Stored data
:::::
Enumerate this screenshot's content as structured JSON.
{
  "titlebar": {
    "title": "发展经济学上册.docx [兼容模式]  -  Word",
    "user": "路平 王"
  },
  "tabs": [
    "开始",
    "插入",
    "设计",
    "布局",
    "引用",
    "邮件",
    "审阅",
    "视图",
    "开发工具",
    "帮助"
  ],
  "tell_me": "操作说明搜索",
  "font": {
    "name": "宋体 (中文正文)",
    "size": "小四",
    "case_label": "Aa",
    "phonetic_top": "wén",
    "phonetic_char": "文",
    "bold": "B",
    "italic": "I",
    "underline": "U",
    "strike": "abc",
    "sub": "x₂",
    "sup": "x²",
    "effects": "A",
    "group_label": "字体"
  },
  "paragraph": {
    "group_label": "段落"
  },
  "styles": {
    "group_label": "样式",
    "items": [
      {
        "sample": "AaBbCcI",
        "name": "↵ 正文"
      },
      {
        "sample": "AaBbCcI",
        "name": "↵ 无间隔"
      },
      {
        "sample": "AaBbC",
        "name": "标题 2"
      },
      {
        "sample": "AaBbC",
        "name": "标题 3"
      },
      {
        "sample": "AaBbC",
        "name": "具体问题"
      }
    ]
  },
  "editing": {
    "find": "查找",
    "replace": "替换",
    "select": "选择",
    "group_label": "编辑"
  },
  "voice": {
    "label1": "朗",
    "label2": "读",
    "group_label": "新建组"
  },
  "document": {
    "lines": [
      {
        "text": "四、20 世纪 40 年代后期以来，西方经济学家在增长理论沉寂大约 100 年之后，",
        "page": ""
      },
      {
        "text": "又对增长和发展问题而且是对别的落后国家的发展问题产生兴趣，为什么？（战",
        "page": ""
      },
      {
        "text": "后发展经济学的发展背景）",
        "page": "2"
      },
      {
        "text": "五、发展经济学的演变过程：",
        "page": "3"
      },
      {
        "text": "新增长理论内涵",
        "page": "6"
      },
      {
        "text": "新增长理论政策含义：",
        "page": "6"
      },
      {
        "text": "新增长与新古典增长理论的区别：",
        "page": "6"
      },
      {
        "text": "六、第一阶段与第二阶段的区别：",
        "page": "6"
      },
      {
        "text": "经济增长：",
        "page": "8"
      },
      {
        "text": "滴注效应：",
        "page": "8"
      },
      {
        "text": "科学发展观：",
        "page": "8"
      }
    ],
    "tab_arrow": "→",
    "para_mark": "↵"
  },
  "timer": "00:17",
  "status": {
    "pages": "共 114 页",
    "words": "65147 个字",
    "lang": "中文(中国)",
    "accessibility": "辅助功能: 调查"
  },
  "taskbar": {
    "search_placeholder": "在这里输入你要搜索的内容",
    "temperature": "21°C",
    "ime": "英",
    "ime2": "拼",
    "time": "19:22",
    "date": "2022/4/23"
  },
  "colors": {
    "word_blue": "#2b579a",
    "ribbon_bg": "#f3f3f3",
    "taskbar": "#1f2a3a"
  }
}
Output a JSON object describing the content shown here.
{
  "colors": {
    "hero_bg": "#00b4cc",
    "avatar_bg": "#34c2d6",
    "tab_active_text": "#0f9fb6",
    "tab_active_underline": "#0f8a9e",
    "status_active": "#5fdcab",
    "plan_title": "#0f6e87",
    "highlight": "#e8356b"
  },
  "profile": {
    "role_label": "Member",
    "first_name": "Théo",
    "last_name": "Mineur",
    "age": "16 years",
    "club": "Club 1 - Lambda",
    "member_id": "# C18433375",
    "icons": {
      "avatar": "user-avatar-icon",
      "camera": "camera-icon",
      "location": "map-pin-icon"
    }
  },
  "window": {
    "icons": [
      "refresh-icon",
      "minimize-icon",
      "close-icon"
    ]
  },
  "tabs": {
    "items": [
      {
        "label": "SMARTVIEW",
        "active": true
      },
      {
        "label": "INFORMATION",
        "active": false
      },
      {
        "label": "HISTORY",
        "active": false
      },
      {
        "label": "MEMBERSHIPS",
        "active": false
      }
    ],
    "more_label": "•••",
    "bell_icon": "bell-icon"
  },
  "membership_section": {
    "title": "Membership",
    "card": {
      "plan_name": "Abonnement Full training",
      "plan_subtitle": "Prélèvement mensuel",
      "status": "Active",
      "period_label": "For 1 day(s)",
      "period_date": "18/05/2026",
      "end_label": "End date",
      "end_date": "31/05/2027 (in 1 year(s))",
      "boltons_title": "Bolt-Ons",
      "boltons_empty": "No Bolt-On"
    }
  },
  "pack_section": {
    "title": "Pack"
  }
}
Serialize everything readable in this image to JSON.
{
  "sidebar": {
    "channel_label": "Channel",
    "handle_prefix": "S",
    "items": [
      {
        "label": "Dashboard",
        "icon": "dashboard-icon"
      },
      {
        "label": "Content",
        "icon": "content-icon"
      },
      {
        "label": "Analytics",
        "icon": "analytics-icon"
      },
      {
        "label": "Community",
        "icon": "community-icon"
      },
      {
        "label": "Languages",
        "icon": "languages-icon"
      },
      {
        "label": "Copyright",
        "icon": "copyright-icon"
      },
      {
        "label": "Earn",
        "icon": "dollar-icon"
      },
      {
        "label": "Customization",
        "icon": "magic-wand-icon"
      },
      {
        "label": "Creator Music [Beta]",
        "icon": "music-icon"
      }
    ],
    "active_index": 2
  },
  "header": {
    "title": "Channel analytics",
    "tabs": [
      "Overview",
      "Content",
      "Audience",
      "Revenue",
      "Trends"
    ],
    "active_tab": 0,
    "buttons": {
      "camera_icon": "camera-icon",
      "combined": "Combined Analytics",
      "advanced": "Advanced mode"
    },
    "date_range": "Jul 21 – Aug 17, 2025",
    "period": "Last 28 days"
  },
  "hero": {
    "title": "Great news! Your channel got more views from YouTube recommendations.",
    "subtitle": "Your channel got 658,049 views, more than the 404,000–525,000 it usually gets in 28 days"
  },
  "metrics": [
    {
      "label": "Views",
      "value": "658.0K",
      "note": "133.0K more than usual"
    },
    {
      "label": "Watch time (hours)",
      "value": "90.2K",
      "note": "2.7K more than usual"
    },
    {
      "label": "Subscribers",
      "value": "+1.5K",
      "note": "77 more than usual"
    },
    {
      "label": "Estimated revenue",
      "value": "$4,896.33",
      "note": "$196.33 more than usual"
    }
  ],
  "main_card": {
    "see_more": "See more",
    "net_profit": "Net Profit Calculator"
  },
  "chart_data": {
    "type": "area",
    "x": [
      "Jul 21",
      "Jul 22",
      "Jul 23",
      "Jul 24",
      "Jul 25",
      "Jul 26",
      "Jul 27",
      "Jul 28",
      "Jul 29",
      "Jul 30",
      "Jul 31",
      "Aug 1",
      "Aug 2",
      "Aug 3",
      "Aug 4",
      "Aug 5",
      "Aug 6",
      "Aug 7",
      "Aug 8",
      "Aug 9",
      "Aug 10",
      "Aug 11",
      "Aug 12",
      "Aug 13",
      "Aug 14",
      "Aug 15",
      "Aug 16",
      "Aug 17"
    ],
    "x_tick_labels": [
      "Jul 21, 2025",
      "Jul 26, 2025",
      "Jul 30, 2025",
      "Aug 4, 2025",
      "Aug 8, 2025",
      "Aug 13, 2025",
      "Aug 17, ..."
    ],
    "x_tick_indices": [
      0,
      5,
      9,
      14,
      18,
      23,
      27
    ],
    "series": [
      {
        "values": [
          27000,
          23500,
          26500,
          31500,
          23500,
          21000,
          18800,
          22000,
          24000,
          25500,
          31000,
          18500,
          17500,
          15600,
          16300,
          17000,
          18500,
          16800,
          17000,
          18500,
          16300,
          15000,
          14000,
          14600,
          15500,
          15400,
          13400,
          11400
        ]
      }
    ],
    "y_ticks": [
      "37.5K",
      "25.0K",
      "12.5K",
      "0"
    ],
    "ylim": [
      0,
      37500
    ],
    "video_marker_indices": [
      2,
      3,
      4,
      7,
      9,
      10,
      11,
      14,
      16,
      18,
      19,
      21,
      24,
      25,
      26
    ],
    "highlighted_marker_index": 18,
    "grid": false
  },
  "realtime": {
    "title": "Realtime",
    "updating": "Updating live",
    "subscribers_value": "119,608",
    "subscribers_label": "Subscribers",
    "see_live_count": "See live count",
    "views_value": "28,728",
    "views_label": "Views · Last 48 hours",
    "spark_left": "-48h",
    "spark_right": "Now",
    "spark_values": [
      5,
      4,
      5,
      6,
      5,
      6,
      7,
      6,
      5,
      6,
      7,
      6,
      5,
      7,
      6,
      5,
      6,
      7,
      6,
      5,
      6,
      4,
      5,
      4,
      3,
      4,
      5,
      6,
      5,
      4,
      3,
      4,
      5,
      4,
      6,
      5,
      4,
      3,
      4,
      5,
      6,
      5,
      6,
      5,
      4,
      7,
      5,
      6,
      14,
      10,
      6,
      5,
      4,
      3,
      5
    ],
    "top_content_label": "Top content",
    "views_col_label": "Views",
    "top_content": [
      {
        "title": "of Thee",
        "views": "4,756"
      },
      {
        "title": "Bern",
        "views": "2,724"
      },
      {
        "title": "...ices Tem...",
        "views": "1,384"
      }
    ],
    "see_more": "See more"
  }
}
:::::
Exercise:
Check each line above for the string "days", then copy the ones that have it.

Output for this exercise:
    "period": "Last 28 days"
    "subtitle": "Your channel got 658,049 views, more than the 404,000–525,000 it usually gets in 28 days"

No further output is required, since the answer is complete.